Originally posted March 24, 2023.
Quis Custodiet Ipsos Custodes?
“Who watches the watchers”? Just in case your Latin is as rusty as mine, the literal translation is, “who will guard the guards themselves?”
The phrase has a universal, timeless application referring generally to problems with people with power:: such as tyrannical governments, uncontrollably oppressive dictatorships, and police or judicial corruption and overreach, referring to the impossibility of enforcing moral behavior on women when the enforcers (custodes) are corruptible.
In “What Happened to Stanford,” Victor Davis Hanson, a Senior Fellow at Stanford University’s Hoover Institution, follows the disgraceful performance of Stanford law students. In the case of Stanford, VDH argues, “overweening intolerant ideology has sabotaged disinterested inquiry and meritocracy. Arrogance and sanctimoniousness lead Stanford to continue down this spiral—rather than pause, reflect, and redirect—and thereby only compound the public ridicule.”
Stanford’s law school recently invited Fifth Circuit Court of Appeals Judge Kyle Duncan to give a lecture by the school’s Federalist Society. A group of incensed law students shouted down the visiting Judge Duncan. Judge Duncan, explains Mr. Hanson, never got a chance.
- The law school students drowned him out.

* [Stated goal a]
Count how many lines of the listing contain the word "doctor".
The listing that follows is unrelated to the commentary on Stanford above.

(Excerpts from a layout annotation set)
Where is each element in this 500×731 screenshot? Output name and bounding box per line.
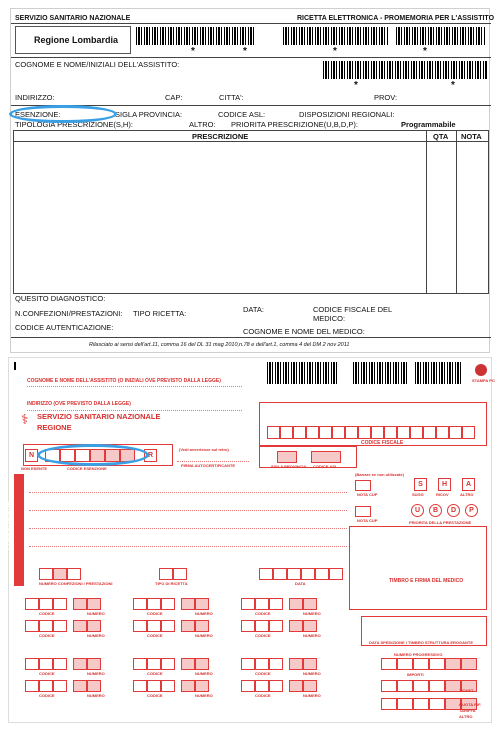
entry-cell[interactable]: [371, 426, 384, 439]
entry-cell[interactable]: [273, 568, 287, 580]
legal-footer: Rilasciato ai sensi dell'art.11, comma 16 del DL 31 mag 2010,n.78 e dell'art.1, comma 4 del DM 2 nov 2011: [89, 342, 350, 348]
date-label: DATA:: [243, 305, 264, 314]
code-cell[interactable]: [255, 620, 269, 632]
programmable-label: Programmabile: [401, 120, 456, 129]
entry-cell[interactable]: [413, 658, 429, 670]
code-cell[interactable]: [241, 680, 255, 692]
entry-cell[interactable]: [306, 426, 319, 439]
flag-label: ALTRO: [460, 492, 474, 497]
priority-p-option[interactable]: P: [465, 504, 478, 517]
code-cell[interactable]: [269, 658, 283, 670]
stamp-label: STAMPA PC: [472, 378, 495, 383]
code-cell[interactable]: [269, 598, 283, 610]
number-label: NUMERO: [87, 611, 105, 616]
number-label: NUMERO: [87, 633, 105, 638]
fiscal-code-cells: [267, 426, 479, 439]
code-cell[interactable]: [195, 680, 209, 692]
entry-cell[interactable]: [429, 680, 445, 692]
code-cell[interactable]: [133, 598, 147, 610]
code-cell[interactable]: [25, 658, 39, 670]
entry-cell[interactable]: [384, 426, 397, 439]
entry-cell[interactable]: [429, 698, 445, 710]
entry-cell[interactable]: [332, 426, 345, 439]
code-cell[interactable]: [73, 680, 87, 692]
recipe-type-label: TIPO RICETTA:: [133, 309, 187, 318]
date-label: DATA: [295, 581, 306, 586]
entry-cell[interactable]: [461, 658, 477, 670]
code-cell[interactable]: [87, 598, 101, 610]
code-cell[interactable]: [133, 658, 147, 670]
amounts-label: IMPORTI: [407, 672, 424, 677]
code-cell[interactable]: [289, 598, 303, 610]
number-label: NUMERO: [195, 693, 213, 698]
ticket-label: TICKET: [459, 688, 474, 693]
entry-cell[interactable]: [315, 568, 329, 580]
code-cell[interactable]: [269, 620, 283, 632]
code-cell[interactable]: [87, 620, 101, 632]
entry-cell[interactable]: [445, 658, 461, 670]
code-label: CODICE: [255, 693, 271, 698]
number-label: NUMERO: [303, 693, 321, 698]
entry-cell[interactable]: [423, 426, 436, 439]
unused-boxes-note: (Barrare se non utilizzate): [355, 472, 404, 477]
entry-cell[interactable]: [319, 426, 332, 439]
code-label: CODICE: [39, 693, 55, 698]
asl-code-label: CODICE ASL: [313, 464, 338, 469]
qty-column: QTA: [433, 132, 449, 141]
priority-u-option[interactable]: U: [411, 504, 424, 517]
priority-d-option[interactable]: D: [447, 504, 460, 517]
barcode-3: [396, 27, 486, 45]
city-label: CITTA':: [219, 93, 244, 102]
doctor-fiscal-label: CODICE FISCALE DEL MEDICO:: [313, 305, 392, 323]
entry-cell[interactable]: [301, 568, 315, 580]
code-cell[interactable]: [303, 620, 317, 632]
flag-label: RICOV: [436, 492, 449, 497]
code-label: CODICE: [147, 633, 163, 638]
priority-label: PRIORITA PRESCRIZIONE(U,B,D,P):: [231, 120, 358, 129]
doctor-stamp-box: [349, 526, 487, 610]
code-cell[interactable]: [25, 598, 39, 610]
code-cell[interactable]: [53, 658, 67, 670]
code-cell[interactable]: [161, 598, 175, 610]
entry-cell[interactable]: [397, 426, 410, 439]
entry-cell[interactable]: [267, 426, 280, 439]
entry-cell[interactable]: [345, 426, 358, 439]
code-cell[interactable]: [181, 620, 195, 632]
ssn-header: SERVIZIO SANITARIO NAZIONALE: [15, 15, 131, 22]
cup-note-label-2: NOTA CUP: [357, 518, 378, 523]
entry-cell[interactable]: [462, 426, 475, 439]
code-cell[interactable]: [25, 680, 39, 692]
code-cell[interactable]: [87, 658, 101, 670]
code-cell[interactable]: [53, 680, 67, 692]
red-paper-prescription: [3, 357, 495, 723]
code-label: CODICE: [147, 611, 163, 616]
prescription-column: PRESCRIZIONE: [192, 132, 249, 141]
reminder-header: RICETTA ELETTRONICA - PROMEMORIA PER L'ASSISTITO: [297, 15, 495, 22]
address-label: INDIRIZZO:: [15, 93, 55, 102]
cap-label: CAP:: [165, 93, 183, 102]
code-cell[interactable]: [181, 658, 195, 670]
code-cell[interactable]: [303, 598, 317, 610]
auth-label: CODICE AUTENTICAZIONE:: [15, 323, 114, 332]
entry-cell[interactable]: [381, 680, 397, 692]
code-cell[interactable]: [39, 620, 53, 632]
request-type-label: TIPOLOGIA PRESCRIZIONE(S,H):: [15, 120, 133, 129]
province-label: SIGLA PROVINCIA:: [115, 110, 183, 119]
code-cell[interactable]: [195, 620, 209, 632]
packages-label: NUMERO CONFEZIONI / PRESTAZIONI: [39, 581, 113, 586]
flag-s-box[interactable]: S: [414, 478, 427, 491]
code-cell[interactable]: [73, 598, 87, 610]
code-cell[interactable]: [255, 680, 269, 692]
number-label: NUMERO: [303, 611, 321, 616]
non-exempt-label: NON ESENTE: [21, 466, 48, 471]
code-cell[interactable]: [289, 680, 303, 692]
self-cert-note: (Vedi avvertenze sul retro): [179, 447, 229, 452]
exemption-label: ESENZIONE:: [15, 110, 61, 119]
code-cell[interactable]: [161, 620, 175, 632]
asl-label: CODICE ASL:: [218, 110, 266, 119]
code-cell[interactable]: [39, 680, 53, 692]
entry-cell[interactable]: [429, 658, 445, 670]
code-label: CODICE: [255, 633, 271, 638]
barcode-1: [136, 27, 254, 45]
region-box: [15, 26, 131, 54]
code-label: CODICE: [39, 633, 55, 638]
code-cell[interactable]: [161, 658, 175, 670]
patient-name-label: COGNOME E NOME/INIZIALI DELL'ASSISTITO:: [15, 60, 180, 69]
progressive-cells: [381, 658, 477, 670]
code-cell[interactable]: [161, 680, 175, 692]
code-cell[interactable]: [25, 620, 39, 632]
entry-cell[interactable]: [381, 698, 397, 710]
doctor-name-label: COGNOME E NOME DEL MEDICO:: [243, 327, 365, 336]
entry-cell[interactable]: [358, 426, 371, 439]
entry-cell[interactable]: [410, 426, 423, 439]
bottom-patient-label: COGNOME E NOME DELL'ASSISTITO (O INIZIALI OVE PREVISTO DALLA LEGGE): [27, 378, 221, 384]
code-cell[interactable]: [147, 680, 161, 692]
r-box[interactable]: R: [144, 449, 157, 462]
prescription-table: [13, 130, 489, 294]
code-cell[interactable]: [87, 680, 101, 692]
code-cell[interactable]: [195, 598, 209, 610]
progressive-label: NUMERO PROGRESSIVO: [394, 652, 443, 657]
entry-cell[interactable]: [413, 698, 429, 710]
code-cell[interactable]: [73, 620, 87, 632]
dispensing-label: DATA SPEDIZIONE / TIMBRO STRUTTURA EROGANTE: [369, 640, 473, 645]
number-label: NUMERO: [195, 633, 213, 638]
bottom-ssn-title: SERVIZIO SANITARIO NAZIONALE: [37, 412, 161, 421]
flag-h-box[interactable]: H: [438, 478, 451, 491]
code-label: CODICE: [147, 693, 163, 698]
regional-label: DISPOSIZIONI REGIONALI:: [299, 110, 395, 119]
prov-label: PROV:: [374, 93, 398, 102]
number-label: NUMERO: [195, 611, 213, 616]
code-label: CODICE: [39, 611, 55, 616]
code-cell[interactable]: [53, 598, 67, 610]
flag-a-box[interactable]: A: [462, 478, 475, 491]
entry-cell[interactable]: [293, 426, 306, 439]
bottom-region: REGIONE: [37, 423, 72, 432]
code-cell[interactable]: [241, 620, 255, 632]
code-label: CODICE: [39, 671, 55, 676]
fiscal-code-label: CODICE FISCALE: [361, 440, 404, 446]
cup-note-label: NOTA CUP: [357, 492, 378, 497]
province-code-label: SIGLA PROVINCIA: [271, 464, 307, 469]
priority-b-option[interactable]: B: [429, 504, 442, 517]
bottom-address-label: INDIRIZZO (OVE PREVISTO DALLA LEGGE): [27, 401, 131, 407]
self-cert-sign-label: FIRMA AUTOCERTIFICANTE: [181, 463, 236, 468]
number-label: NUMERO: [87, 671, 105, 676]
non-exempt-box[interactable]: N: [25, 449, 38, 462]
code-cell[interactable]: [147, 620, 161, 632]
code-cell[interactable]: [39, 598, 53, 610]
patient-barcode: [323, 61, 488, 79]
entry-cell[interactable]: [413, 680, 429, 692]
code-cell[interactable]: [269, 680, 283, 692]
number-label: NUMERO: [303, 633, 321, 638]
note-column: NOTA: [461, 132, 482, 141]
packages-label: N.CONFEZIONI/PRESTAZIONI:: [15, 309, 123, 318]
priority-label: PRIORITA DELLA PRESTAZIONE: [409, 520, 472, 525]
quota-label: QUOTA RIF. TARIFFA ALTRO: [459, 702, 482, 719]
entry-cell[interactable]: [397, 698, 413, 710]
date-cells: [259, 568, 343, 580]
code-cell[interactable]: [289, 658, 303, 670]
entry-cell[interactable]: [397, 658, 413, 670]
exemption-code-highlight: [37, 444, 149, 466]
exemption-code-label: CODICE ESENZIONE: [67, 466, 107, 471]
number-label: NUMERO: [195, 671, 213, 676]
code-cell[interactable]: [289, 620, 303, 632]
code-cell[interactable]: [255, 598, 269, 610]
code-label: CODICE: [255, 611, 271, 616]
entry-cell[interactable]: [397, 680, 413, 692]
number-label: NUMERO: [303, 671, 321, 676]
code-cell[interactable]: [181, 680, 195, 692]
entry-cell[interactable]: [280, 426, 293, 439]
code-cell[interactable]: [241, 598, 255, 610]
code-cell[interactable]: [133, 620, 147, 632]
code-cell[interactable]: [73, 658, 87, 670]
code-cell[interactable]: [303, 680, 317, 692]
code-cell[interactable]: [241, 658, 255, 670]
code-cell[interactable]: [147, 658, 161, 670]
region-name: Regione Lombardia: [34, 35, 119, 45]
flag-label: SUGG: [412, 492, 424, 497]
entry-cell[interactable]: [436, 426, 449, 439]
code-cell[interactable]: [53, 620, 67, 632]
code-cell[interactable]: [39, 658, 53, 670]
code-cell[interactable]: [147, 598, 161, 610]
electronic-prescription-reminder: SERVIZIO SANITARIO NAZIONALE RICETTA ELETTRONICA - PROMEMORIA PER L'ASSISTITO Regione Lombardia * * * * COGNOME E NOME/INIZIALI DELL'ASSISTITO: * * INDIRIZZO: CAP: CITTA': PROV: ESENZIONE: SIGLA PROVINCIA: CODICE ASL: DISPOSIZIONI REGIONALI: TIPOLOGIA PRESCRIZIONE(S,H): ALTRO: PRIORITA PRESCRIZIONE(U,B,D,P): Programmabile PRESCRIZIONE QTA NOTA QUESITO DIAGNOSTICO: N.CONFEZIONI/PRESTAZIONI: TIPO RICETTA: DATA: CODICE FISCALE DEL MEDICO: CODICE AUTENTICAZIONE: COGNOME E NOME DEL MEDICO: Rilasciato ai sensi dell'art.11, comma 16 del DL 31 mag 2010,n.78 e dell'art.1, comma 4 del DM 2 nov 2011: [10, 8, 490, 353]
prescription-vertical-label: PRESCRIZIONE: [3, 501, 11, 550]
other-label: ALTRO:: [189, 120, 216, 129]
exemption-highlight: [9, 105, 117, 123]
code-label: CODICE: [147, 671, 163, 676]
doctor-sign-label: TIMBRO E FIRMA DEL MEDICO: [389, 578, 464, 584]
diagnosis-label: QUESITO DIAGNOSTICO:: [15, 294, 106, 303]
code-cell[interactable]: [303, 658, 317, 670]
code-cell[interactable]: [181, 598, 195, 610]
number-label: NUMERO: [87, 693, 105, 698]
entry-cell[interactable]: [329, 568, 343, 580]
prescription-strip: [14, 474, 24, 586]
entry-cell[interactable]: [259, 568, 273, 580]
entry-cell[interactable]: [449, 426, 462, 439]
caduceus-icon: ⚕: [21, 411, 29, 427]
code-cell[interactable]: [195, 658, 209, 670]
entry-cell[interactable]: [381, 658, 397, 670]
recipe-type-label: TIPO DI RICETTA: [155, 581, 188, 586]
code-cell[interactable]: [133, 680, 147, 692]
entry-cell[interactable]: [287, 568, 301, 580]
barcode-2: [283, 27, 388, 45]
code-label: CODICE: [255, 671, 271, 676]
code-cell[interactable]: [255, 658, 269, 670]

* [Stated goal b]
From the commentary on Stanford, return the part that opens with the words "Quis Custodiet Ipsos" and closes with "(custodes) are corruptible.".

* [Full answer a]
4

* [Full answer b]
Quis Custodiet Ipsos Custodes?
“Who watches the watchers”? Just in case your Latin is as rusty as mine, the literal translation is, “who will guard the guards themselves?”
The phrase has a universal, timeless application referring generally to problems with people with power:: such as tyrannical governments, uncontrollably oppressive dictatorships, and police or judicial corruption and overreach, referring to the impossibility of enforcing moral behavior on women when the enforcers (custodes) are corruptible.